Collected data entries

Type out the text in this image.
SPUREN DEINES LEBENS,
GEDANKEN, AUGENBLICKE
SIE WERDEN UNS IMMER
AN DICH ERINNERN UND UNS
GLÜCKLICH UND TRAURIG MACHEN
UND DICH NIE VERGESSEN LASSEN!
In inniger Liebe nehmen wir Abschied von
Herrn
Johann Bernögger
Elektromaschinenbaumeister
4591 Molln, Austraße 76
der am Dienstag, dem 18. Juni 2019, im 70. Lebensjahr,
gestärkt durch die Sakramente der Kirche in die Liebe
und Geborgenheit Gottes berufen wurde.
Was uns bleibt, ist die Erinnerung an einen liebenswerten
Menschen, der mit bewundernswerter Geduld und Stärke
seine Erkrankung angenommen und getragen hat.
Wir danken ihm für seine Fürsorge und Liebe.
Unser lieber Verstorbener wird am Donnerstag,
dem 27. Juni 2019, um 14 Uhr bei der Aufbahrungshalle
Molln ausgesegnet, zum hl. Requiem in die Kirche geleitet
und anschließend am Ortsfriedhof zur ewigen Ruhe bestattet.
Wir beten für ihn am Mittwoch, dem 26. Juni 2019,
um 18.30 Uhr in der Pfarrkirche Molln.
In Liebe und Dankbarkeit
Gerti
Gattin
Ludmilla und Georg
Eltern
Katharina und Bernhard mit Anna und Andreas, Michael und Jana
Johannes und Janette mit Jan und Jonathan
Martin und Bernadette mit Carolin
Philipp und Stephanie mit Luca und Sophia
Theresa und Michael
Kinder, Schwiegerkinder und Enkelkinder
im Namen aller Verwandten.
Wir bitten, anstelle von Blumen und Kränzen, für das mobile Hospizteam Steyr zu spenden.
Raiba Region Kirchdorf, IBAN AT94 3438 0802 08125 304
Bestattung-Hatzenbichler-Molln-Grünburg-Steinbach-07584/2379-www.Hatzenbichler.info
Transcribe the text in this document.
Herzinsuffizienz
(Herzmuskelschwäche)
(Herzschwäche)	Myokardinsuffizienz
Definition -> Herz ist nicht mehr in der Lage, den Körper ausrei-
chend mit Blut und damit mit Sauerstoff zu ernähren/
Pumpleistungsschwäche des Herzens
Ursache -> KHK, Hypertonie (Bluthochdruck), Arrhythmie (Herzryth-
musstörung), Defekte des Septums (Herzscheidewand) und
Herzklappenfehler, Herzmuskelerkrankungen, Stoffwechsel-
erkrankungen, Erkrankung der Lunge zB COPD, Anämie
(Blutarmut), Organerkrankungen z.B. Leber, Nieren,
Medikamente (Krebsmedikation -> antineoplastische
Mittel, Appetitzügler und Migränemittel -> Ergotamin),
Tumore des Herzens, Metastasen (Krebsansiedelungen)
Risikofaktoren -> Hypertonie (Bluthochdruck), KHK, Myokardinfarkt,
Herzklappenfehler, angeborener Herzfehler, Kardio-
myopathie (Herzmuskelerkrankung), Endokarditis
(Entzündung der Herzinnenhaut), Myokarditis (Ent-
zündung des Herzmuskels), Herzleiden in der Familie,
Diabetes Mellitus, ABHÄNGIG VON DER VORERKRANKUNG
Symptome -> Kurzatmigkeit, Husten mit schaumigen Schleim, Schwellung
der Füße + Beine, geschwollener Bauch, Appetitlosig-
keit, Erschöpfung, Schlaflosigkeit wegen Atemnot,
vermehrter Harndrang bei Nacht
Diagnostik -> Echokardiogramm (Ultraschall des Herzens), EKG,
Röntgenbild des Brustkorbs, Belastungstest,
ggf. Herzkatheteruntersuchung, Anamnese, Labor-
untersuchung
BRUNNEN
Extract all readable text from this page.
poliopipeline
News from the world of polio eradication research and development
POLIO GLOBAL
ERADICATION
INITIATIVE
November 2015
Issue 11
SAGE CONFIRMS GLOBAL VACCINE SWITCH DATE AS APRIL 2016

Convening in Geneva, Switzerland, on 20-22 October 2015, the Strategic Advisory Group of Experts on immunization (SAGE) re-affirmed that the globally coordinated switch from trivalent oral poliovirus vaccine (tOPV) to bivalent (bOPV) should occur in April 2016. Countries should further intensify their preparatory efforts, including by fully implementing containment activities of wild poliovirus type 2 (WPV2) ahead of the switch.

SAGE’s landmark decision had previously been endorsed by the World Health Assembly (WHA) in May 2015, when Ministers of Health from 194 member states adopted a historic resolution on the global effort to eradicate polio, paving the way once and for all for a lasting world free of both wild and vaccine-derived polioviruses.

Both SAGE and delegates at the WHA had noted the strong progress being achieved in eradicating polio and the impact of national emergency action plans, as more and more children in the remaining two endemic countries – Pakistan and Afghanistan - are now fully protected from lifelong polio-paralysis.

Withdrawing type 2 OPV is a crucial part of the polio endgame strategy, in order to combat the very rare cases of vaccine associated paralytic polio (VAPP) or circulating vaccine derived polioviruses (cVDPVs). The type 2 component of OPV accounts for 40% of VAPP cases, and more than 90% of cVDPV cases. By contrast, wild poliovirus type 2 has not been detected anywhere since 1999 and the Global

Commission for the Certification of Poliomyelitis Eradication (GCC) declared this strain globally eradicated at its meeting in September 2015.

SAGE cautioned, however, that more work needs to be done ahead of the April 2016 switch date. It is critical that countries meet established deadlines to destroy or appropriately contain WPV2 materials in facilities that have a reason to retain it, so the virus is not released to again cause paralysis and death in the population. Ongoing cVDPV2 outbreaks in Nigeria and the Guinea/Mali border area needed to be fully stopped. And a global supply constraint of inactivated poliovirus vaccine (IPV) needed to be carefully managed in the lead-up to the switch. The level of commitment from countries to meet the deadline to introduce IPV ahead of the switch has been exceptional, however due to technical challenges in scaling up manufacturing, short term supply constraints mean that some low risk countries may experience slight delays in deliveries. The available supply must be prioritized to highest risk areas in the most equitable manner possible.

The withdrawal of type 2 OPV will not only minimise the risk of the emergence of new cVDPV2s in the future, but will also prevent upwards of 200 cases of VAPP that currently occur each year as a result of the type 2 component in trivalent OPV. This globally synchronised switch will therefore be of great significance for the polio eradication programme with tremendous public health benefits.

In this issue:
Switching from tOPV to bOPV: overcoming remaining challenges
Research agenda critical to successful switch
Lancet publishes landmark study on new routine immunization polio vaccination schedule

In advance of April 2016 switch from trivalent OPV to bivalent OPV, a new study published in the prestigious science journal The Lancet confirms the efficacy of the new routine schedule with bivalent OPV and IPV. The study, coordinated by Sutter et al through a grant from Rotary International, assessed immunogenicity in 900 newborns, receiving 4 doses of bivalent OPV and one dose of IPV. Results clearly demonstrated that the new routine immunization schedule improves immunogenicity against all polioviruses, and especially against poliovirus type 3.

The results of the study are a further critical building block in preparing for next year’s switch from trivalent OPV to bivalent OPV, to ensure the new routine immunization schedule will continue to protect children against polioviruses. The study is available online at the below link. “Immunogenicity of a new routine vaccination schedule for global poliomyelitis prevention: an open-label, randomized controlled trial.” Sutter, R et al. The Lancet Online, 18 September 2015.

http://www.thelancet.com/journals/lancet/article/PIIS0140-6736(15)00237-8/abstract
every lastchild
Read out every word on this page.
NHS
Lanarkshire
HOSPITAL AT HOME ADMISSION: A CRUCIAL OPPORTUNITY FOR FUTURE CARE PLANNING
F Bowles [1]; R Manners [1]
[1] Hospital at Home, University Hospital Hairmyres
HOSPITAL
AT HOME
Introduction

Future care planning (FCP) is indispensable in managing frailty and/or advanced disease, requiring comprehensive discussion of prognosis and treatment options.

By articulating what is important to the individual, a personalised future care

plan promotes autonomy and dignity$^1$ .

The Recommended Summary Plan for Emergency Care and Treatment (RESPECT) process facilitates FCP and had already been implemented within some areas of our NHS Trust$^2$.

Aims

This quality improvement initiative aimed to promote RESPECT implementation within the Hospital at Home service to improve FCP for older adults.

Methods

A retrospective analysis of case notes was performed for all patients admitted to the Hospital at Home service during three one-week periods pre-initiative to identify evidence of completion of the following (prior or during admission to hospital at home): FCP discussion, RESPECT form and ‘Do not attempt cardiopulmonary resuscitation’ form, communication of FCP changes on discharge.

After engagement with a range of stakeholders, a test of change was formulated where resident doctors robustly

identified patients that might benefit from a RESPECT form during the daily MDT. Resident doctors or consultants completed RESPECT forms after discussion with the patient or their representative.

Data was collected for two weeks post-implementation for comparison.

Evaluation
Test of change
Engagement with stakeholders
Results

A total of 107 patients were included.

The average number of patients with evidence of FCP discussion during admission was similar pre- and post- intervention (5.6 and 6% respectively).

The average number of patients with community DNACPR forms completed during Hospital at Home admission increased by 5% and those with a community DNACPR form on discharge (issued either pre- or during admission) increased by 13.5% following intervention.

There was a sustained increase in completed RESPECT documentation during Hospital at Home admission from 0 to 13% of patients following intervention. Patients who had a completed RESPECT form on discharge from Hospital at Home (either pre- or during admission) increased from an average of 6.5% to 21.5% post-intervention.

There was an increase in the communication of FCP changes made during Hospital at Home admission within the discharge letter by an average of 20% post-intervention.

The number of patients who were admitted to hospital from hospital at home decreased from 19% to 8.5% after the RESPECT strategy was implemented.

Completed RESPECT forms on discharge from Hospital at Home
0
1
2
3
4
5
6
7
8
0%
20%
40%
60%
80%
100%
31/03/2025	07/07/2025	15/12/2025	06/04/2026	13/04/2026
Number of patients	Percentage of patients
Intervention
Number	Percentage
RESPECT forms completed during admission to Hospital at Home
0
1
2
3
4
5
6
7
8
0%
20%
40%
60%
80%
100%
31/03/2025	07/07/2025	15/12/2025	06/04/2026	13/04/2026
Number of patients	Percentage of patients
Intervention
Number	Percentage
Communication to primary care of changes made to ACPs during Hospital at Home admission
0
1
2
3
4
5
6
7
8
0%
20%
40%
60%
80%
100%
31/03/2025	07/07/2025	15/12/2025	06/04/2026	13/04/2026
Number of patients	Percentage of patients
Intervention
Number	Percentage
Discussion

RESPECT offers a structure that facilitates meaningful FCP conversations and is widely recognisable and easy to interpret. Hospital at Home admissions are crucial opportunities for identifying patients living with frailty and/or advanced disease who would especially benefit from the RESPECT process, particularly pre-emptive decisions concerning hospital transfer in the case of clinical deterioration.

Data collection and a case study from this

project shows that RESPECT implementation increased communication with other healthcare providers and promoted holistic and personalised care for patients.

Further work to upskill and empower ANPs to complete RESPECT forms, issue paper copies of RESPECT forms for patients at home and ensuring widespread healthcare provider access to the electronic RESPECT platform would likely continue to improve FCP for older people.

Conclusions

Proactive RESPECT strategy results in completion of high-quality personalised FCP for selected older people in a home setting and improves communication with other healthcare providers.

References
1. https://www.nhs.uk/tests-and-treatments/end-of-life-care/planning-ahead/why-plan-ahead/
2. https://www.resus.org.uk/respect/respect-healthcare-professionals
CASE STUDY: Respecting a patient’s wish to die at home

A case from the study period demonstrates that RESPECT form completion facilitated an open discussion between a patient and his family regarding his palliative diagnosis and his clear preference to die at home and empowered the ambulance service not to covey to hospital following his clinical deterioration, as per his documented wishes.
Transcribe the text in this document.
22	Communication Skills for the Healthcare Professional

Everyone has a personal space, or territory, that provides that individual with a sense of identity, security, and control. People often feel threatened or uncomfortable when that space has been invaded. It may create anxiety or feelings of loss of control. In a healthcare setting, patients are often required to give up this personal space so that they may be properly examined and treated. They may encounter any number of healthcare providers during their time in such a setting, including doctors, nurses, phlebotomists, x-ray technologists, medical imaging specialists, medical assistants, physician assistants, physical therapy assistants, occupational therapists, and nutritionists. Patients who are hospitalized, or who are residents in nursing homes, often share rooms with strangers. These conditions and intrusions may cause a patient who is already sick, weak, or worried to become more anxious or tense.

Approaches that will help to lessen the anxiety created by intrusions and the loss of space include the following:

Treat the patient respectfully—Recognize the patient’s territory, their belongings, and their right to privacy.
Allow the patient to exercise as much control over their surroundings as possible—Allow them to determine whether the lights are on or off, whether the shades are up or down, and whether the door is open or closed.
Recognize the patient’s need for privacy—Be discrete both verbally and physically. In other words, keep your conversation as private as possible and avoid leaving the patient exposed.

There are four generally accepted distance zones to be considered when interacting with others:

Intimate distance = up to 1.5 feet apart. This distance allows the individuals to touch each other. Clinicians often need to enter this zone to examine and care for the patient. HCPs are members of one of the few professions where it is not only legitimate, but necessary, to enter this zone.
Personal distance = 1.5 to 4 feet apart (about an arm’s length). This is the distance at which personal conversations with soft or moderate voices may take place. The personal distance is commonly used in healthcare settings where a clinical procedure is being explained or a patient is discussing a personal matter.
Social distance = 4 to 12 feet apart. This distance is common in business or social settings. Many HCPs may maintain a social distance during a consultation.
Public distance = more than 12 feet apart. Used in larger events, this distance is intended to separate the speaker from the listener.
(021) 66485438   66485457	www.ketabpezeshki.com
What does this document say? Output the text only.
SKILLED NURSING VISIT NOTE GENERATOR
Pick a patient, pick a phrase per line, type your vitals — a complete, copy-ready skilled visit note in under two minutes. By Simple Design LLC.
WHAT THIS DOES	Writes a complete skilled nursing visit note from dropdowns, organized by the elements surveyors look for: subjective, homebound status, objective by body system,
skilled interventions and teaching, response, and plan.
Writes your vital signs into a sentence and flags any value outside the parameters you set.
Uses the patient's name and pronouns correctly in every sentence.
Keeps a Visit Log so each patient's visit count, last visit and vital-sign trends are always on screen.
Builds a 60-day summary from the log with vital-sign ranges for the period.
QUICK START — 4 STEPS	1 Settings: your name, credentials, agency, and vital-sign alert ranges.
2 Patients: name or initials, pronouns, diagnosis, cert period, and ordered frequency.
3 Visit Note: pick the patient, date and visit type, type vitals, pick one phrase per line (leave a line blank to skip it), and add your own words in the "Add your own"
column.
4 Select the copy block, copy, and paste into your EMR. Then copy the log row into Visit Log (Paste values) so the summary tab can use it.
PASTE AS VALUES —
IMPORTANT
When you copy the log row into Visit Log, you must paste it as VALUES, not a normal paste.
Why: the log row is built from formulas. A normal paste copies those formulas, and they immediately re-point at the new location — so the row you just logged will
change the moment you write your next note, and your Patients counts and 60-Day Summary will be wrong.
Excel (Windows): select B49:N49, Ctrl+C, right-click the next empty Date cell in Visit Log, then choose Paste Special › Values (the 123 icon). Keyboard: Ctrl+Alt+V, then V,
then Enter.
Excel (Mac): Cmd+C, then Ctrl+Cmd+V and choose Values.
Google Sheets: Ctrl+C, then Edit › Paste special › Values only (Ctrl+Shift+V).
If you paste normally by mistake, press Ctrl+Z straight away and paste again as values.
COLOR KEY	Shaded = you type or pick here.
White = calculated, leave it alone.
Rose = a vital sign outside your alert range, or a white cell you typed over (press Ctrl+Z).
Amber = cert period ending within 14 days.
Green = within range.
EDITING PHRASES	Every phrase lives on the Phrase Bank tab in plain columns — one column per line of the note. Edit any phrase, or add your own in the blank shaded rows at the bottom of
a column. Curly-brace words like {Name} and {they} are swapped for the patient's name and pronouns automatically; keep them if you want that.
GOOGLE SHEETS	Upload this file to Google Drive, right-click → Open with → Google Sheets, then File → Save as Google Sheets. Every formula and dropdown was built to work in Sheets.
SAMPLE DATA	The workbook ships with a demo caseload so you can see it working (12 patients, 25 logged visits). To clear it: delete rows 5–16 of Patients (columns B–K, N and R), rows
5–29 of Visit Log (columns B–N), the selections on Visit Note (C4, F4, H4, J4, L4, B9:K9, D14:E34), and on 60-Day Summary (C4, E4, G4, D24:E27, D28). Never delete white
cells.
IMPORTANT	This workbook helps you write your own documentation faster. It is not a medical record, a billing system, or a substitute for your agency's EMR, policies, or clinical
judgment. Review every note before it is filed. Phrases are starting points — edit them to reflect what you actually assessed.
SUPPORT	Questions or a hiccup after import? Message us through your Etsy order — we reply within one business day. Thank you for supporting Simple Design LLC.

» **Problem**
Among the lines above, please find those with "seine" and copy them.

» **Exercise solution**
seine Erkrankung angenommen und getragen hat.
Wir danken ihm für seine Fürsorge und Liebe.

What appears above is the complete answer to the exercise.